Extracted records
****************

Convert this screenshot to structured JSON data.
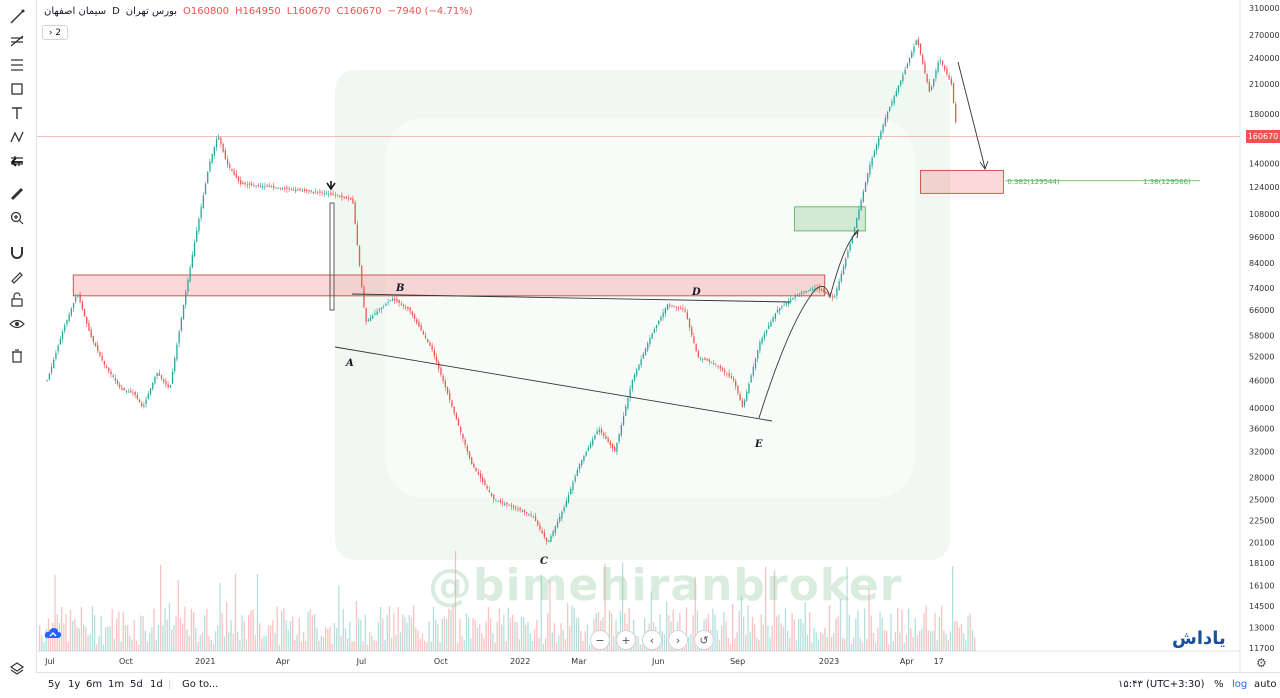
{
  "legend": {
    "symbol": "سیمان اصفهان",
    "interval": "D",
    "exchange": "بورس تهران",
    "open": "O160800",
    "high": "H164950",
    "low": "L160670",
    "close": "C160670",
    "change": "−7940 (−4.71%)",
    "collapse_label": "2"
  },
  "toolbar": [
    {
      "icon": "cursor-cross-icon"
    },
    {
      "icon": "trend-line-icon"
    },
    {
      "icon": "fib-tool-icon"
    },
    {
      "icon": "rectangle-tool-icon"
    },
    {
      "icon": "text-tool-icon"
    },
    {
      "icon": "pattern-tool-icon"
    },
    {
      "icon": "forecast-tool-icon"
    },
    {
      "icon": "back-arrow-icon"
    },
    {
      "icon": "ruler-icon"
    },
    {
      "icon": "zoom-in-icon"
    },
    {
      "icon": "magnet-icon"
    },
    {
      "icon": "pencil-lock-icon"
    },
    {
      "icon": "lock-icon"
    },
    {
      "icon": "eye-icon"
    },
    {
      "icon": "trash-icon"
    }
  ],
  "bottom_bar": {
    "ranges": [
      "5y",
      "1y",
      "6m",
      "1m",
      "5d",
      "1d"
    ],
    "goto": "Go to...",
    "time": "۱۵:۴۳ (UTC+3:30)",
    "percent": "%",
    "log": "log",
    "auto": "auto"
  },
  "brand": "یاداش",
  "watermark": "@bimehiranbroker",
  "last_price": "160670",
  "colors": {
    "up": "#26a69a",
    "down": "#ef5350",
    "zone_red": "#f4c7c8",
    "zone_green": "#cfe9cf",
    "accent": "#2962ff"
  },
  "chart_data": {
    "type": "candlestick",
    "scale": "log",
    "y_ticks": [
      11700,
      13000,
      14500,
      16100,
      18100,
      20100,
      22500,
      25000,
      28000,
      32000,
      36000,
      40000,
      46000,
      52000,
      58000,
      66000,
      74000,
      84000,
      96000,
      108000,
      124000,
      140000,
      160000,
      180000,
      210000,
      240000,
      270000,
      310000
    ],
    "x_labels": [
      "Jul",
      "Oct",
      "2021",
      "Apr",
      "Jul",
      "Oct",
      "2022",
      "Mar",
      "Jun",
      "Sep",
      "2023",
      "Apr",
      "17"
    ],
    "close_path": [
      {
        "d": "2020-07-01",
        "p": 46000
      },
      {
        "d": "2020-07-20",
        "p": 60000
      },
      {
        "d": "2020-08-05",
        "p": 72000
      },
      {
        "d": "2020-08-20",
        "p": 58000
      },
      {
        "d": "2020-09-05",
        "p": 50000
      },
      {
        "d": "2020-09-25",
        "p": 44000
      },
      {
        "d": "2020-10-10",
        "p": 43000
      },
      {
        "d": "2020-10-20",
        "p": 40000
      },
      {
        "d": "2020-11-05",
        "p": 48000
      },
      {
        "d": "2020-11-20",
        "p": 44000
      },
      {
        "d": "2020-12-05",
        "p": 66000
      },
      {
        "d": "2020-12-20",
        "p": 96000
      },
      {
        "d": "2021-01-05",
        "p": 140000
      },
      {
        "d": "2021-01-15",
        "p": 162000
      },
      {
        "d": "2021-01-25",
        "p": 140000
      },
      {
        "d": "2021-02-10",
        "p": 126000
      },
      {
        "d": "2021-05-20",
        "p": 120000
      },
      {
        "d": "2021-06-20",
        "p": 116000
      },
      {
        "d": "2021-07-05",
        "p": 62000
      },
      {
        "d": "2021-07-20",
        "p": 66000
      },
      {
        "d": "2021-08-05",
        "p": 70000
      },
      {
        "d": "2021-08-25",
        "p": 66000
      },
      {
        "d": "2021-09-20",
        "p": 54000
      },
      {
        "d": "2021-10-10",
        "p": 42000
      },
      {
        "d": "2021-11-05",
        "p": 30000
      },
      {
        "d": "2021-12-01",
        "p": 25000
      },
      {
        "d": "2021-12-25",
        "p": 24000
      },
      {
        "d": "2022-01-15",
        "p": 23000
      },
      {
        "d": "2022-02-01",
        "p": 20000
      },
      {
        "d": "2022-02-20",
        "p": 24000
      },
      {
        "d": "2022-03-10",
        "p": 30000
      },
      {
        "d": "2022-04-01",
        "p": 36000
      },
      {
        "d": "2022-04-20",
        "p": 32000
      },
      {
        "d": "2022-05-10",
        "p": 46000
      },
      {
        "d": "2022-06-01",
        "p": 58000
      },
      {
        "d": "2022-06-20",
        "p": 68000
      },
      {
        "d": "2022-07-10",
        "p": 66000
      },
      {
        "d": "2022-07-25",
        "p": 52000
      },
      {
        "d": "2022-08-15",
        "p": 50000
      },
      {
        "d": "2022-09-05",
        "p": 46000
      },
      {
        "d": "2022-09-15",
        "p": 40000
      },
      {
        "d": "2022-10-05",
        "p": 56000
      },
      {
        "d": "2022-10-25",
        "p": 66000
      },
      {
        "d": "2022-11-20",
        "p": 72000
      },
      {
        "d": "2022-12-10",
        "p": 74000
      },
      {
        "d": "2022-12-30",
        "p": 70000
      },
      {
        "d": "2023-01-20",
        "p": 96000
      },
      {
        "d": "2023-02-10",
        "p": 140000
      },
      {
        "d": "2023-03-01",
        "p": 180000
      },
      {
        "d": "2023-03-20",
        "p": 220000
      },
      {
        "d": "2023-04-05",
        "p": 265000
      },
      {
        "d": "2023-04-20",
        "p": 200000
      },
      {
        "d": "2023-05-01",
        "p": 240000
      },
      {
        "d": "2023-05-15",
        "p": 210000
      },
      {
        "d": "2023-05-22",
        "p": 160670
      }
    ],
    "annotations": {
      "points": [
        {
          "label": "A",
          "d": "2021-07-05",
          "p": 56000
        },
        {
          "label": "B",
          "d": "2021-08-25",
          "p": 74000
        },
        {
          "label": "C",
          "d": "2022-02-01",
          "p": 19000
        },
        {
          "label": "D",
          "d": "2022-07-20",
          "p": 72000
        },
        {
          "label": "E",
          "d": "2022-09-15",
          "p": 36000
        }
      ],
      "fib_label_1": "0.382(129544)",
      "fib_label_2": "1.38(129566)",
      "red_zone": {
        "from": "2020-08-01",
        "to": "2022-12-20",
        "p_low": 71000,
        "p_high": 79000
      },
      "green_zone": {
        "from": "2022-11-15",
        "to": "2023-02-05",
        "p_low": 99000,
        "p_high": 112000
      },
      "target_zone": {
        "from": "2023-04-10",
        "to": "2023-07-15",
        "p_low": 120000,
        "p_high": 135000
      }
    }
  }
}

****************

Short exercise: All of the lines above should be retyped precisely, apart from the pictures.

Correct answer:
Convert this screenshot to structured JSON data.
{
  "legend": {
    "symbol": "سیمان اصفهان",
    "interval": "D",
    "exchange": "بورس تهران",
    "open": "O160800",
    "high": "H164950",
    "low": "L160670",
    "close": "C160670",
    "change": "−7940 (−4.71%)",
    "collapse_label": "2"
  },
  "toolbar": [
    {
      "icon": "cursor-cross-icon"
    },
    {
      "icon": "trend-line-icon"
    },
    {
      "icon": "fib-tool-icon"
    },
    {
      "icon": "rectangle-tool-icon"
    },
    {
      "icon": "text-tool-icon"
    },
    {
      "icon": "pattern-tool-icon"
    },
    {
      "icon": "forecast-tool-icon"
    },
    {
      "icon": "back-arrow-icon"
    },
    {
      "icon": "ruler-icon"
    },
    {
      "icon": "zoom-in-icon"
    },
    {
      "icon": "magnet-icon"
    },
    {
      "icon": "pencil-lock-icon"
    },
    {
      "icon": "lock-icon"
    },
    {
      "icon": "eye-icon"
    },
    {
      "icon": "trash-icon"
    }
  ],
  "bottom_bar": {
    "ranges": [
      "5y",
      "1y",
      "6m",
      "1m",
      "5d",
      "1d"
    ],
    "goto": "Go to...",
    "time": "۱۵:۴۳ (UTC+3:30)",
    "percent": "%",
    "log": "log",
    "auto": "auto"
  },
  "brand": "یاداش",
  "watermark": "@bimehiranbroker",
  "last_price": "160670",
  "colors": {
    "up": "#26a69a",
    "down": "#ef5350",
    "zone_red": "#f4c7c8",
    "zone_green": "#cfe9cf",
    "accent": "#2962ff"
  },
  "chart_data": {
    "type": "candlestick",
    "scale": "log",
    "y_ticks": [
      11700,
      13000,
      14500,
      16100,
      18100,
      20100,
      22500,
      25000,
      28000,
      32000,
      36000,
      40000,
      46000,
      52000,
      58000,
      66000,
      74000,
      84000,
      96000,
      108000,
      124000,
      140000,
      160000,
      180000,
      210000,
      240000,
      270000,
      310000
    ],
    "x_labels": [
      "Jul",
      "Oct",
      "2021",
      "Apr",
      "Jul",
      "Oct",
      "2022",
      "Mar",
      "Jun",
      "Sep",
      "2023",
      "Apr",
      "17"
    ],
    "close_path": [
      {
        "d": "2020-07-01",
        "p": 46000
      },
      {
        "d": "2020-07-20",
        "p": 60000
      },
      {
        "d": "2020-08-05",
        "p": 72000
      },
      {
        "d": "2020-08-20",
        "p": 58000
      },
      {
        "d": "2020-09-05",
        "p": 50000
      },
      {
        "d": "2020-09-25",
        "p": 44000
      },
      {
        "d": "2020-10-10",
        "p": 43000
      },
      {
        "d": "2020-10-20",
        "p": 40000
      },
      {
        "d": "2020-11-05",
        "p": 48000
      },
      {
        "d": "2020-11-20",
        "p": 44000
      },
      {
        "d": "2020-12-05",
        "p": 66000
      },
      {
        "d": "2020-12-20",
        "p": 96000
      },
      {
        "d": "2021-01-05",
        "p": 140000
      },
      {
        "d": "2021-01-15",
        "p": 162000
      },
      {
        "d": "2021-01-25",
        "p": 140000
      },
      {
        "d": "2021-02-10",
        "p": 126000
      },
      {
        "d": "2021-05-20",
        "p": 120000
      },
      {
        "d": "2021-06-20",
        "p": 116000
      },
      {
        "d": "2021-07-05",
        "p": 62000
      },
      {
        "d": "2021-07-20",
        "p": 66000
      },
      {
        "d": "2021-08-05",
        "p": 70000
      },
      {
        "d": "2021-08-25",
        "p": 66000
      },
      {
        "d": "2021-09-20",
        "p": 54000
      },
      {
        "d": "2021-10-10",
        "p": 42000
      },
      {
        "d": "2021-11-05",
        "p": 30000
      },
      {
        "d": "2021-12-01",
        "p": 25000
      },
      {
        "d": "2021-12-25",
        "p": 24000
      },
      {
        "d": "2022-01-15",
        "p": 23000
      },
      {
        "d": "2022-02-01",
        "p": 20000
      },
      {
        "d": "2022-02-20",
        "p": 24000
      },
      {
        "d": "2022-03-10",
        "p": 30000
      },
      {
        "d": "2022-04-01",
        "p": 36000
      },
      {
        "d": "2022-04-20",
        "p": 32000
      },
      {
        "d": "2022-05-10",
        "p": 46000
      },
      {
        "d": "2022-06-01",
        "p": 58000
      },
      {
        "d": "2022-06-20",
        "p": 68000
      },
      {
        "d": "2022-07-10",
        "p": 66000
      },
      {
        "d": "2022-07-25",
        "p": 52000
      },
      {
        "d": "2022-08-15",
        "p": 50000
      },
      {
        "d": "2022-09-05",
        "p": 46000
      },
      {
        "d": "2022-09-15",
        "p": 40000
      },
      {
        "d": "2022-10-05",
        "p": 56000
      },
      {
        "d": "2022-10-25",
        "p": 66000
      },
      {
        "d": "2022-11-20",
        "p": 72000
      },
      {
        "d": "2022-12-10",
        "p": 74000
      },
      {
        "d": "2022-12-30",
        "p": 70000
      },
      {
        "d": "2023-01-20",
        "p": 96000
      },
      {
        "d": "2023-02-10",
        "p": 140000
      },
      {
        "d": "2023-03-01",
        "p": 180000
      },
      {
        "d": "2023-03-20",
        "p": 220000
      },
      {
        "d": "2023-04-05",
        "p": 265000
      },
      {
        "d": "2023-04-20",
        "p": 200000
      },
      {
        "d": "2023-05-01",
        "p": 240000
      },
      {
        "d": "2023-05-15",
        "p": 210000
      },
      {
        "d": "2023-05-22",
        "p": 160670
      }
    ],
    "annotations": {
      "points": [
        {
          "label": "A",
          "d": "2021-07-05",
          "p": 56000
        },
        {
          "label": "B",
          "d": "2021-08-25",
          "p": 74000
        },
        {
          "label": "C",
          "d": "2022-02-01",
          "p": 19000
        },
        {
          "label": "D",
          "d": "2022-07-20",
          "p": 72000
        },
        {
          "label": "E",
          "d": "2022-09-15",
          "p": 36000
        }
      ],
      "fib_label_1": "0.382(129544)",
      "fib_label_2": "1.38(129566)",
      "red_zone": {
        "from": "2020-08-01",
        "to": "2022-12-20",
        "p_low": 71000,
        "p_high": 79000
      },
      "green_zone": {
        "from": "2022-11-15",
        "to": "2023-02-05",
        "p_low": 99000,
        "p_high": 112000
      },
      "target_zone": {
        "from": "2023-04-10",
        "to": "2023-07-15",
        "p_low": 120000,
        "p_high": 135000
      }
    }
  }
}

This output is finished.